Report, as a bare number, how many lines of the material below contain the word "xlabel".

Exercise inputs
--------------------------------------------------

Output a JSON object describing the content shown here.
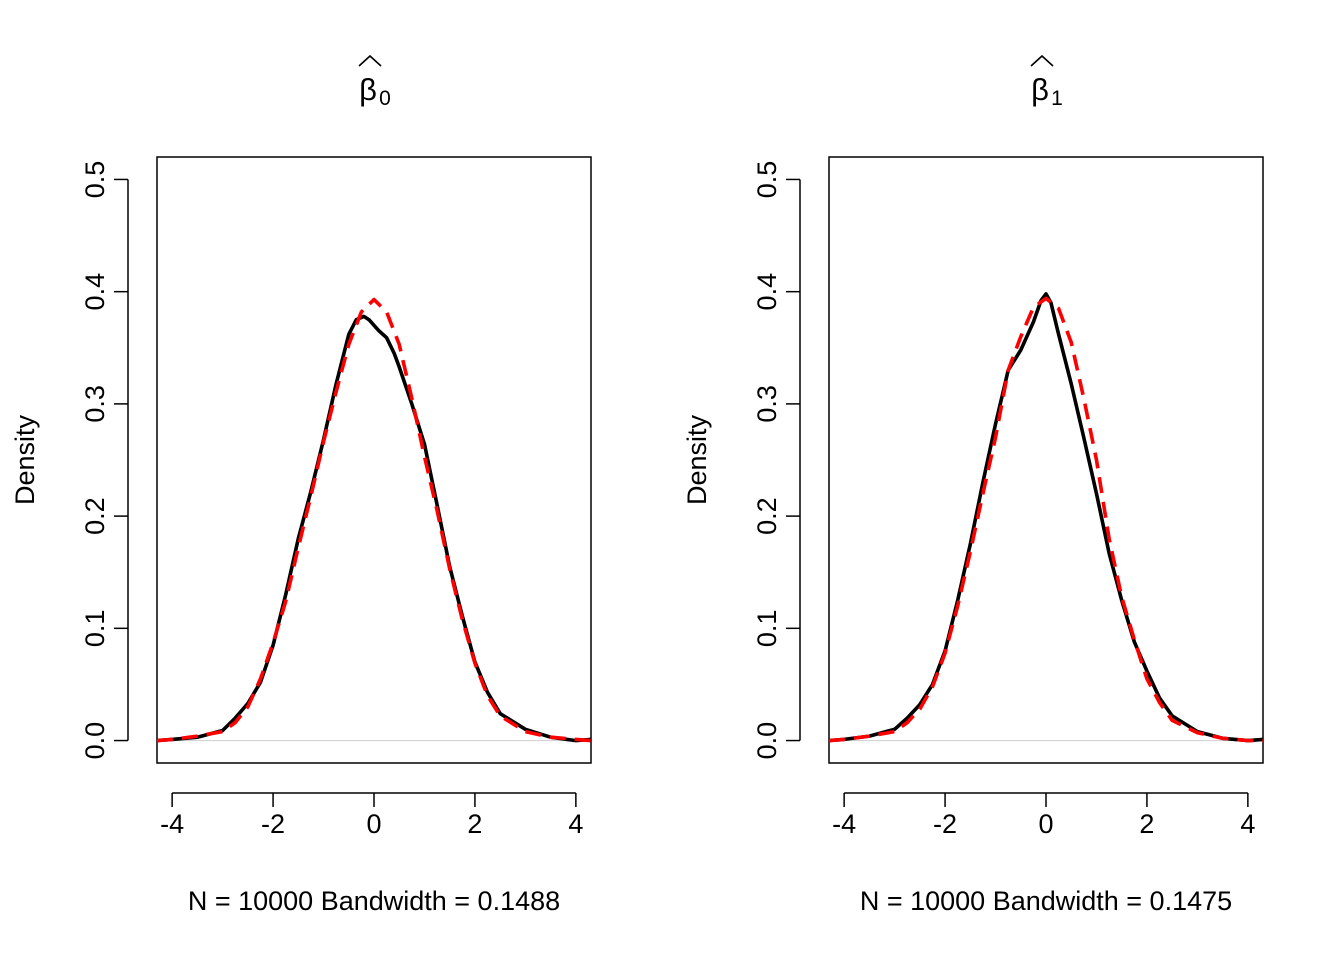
{
  "chart_data": [
    {
      "type": "line",
      "title": "β̂0",
      "title_symbol": "β",
      "title_hat": "^",
      "title_subscript": "0",
      "xlabel": "N = 10000   Bandwidth = 0.1488",
      "ylabel": "Density",
      "xlim": [
        -4.3,
        4.3
      ],
      "ylim": [
        -0.02,
        0.52
      ],
      "xticks": [
        -4,
        -2,
        0,
        2,
        4
      ],
      "xtick_labels": [
        "-4",
        "-2",
        "0",
        "2",
        "4"
      ],
      "yticks": [
        0.0,
        0.1,
        0.2,
        0.3,
        0.4,
        0.5
      ],
      "ytick_labels": [
        "0.0",
        "0.1",
        "0.2",
        "0.3",
        "0.4",
        "0.5"
      ],
      "grid": false,
      "zero_line": true,
      "series": [
        {
          "style": "solid",
          "color": "#000000",
          "x": [
            -4.3,
            -4.0,
            -3.5,
            -3.0,
            -2.75,
            -2.5,
            -2.25,
            -2.0,
            -1.75,
            -1.5,
            -1.25,
            -1.0,
            -0.75,
            -0.5,
            -0.35,
            -0.2,
            -0.1,
            0.0,
            0.1,
            0.25,
            0.4,
            0.5,
            0.75,
            1.0,
            1.25,
            1.5,
            1.75,
            2.0,
            2.25,
            2.5,
            3.0,
            3.5,
            4.0,
            4.3
          ],
          "y": [
            0.0,
            0.001,
            0.003,
            0.009,
            0.02,
            0.033,
            0.052,
            0.085,
            0.13,
            0.18,
            0.222,
            0.268,
            0.318,
            0.362,
            0.375,
            0.378,
            0.375,
            0.37,
            0.365,
            0.359,
            0.345,
            0.333,
            0.3,
            0.264,
            0.21,
            0.155,
            0.111,
            0.07,
            0.043,
            0.024,
            0.01,
            0.003,
            0.0,
            0.001
          ]
        },
        {
          "style": "dashed",
          "color": "#ff0000",
          "x": [
            -4.3,
            -4.0,
            -3.5,
            -3.0,
            -2.75,
            -2.5,
            -2.25,
            -2.0,
            -1.75,
            -1.5,
            -1.25,
            -1.0,
            -0.75,
            -0.5,
            -0.25,
            0.0,
            0.25,
            0.5,
            0.75,
            1.0,
            1.25,
            1.5,
            1.75,
            2.0,
            2.25,
            2.5,
            3.0,
            3.5,
            4.0,
            4.3
          ],
          "y": [
            0.0,
            0.001,
            0.004,
            0.008,
            0.016,
            0.03,
            0.055,
            0.087,
            0.124,
            0.172,
            0.218,
            0.266,
            0.311,
            0.353,
            0.382,
            0.393,
            0.382,
            0.353,
            0.305,
            0.253,
            0.205,
            0.153,
            0.108,
            0.069,
            0.04,
            0.022,
            0.008,
            0.003,
            0.001,
            0.0
          ]
        }
      ]
    },
    {
      "type": "line",
      "title": "β̂1",
      "title_symbol": "β",
      "title_hat": "^",
      "title_subscript": "1",
      "xlabel": "N = 10000   Bandwidth = 0.1475",
      "ylabel": "Density",
      "xlim": [
        -4.3,
        4.3
      ],
      "ylim": [
        -0.02,
        0.52
      ],
      "xticks": [
        -4,
        -2,
        0,
        2,
        4
      ],
      "xtick_labels": [
        "-4",
        "-2",
        "0",
        "2",
        "4"
      ],
      "yticks": [
        0.0,
        0.1,
        0.2,
        0.3,
        0.4,
        0.5
      ],
      "ytick_labels": [
        "0.0",
        "0.1",
        "0.2",
        "0.3",
        "0.4",
        "0.5"
      ],
      "grid": false,
      "zero_line": true,
      "series": [
        {
          "style": "solid",
          "color": "#000000",
          "x": [
            -4.3,
            -4.0,
            -3.5,
            -3.0,
            -2.75,
            -2.5,
            -2.25,
            -2.0,
            -1.75,
            -1.5,
            -1.25,
            -1.0,
            -0.75,
            -0.5,
            -0.25,
            -0.1,
            0.0,
            0.1,
            0.25,
            0.5,
            0.75,
            1.0,
            1.25,
            1.5,
            1.75,
            2.0,
            2.25,
            2.5,
            3.0,
            3.5,
            4.0,
            4.3
          ],
          "y": [
            0.0,
            0.001,
            0.004,
            0.01,
            0.02,
            0.032,
            0.05,
            0.08,
            0.125,
            0.175,
            0.23,
            0.282,
            0.33,
            0.348,
            0.373,
            0.392,
            0.398,
            0.39,
            0.362,
            0.318,
            0.27,
            0.22,
            0.167,
            0.125,
            0.088,
            0.062,
            0.038,
            0.022,
            0.008,
            0.002,
            0.0,
            0.001
          ]
        },
        {
          "style": "dashed",
          "color": "#ff0000",
          "x": [
            -4.3,
            -4.0,
            -3.5,
            -3.0,
            -2.75,
            -2.5,
            -2.25,
            -2.0,
            -1.75,
            -1.5,
            -1.25,
            -1.0,
            -0.75,
            -0.5,
            -0.25,
            0.0,
            0.25,
            0.5,
            0.75,
            1.0,
            1.25,
            1.5,
            1.75,
            2.0,
            2.25,
            2.5,
            3.0,
            3.5,
            4.0,
            4.3
          ],
          "y": [
            0.0,
            0.001,
            0.004,
            0.008,
            0.016,
            0.028,
            0.048,
            0.078,
            0.12,
            0.168,
            0.22,
            0.27,
            0.33,
            0.36,
            0.386,
            0.394,
            0.385,
            0.355,
            0.305,
            0.25,
            0.18,
            0.128,
            0.09,
            0.055,
            0.034,
            0.018,
            0.007,
            0.002,
            0.0,
            0.0
          ]
        }
      ]
    }
  ]
}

--------------------------------------------------

Full response
2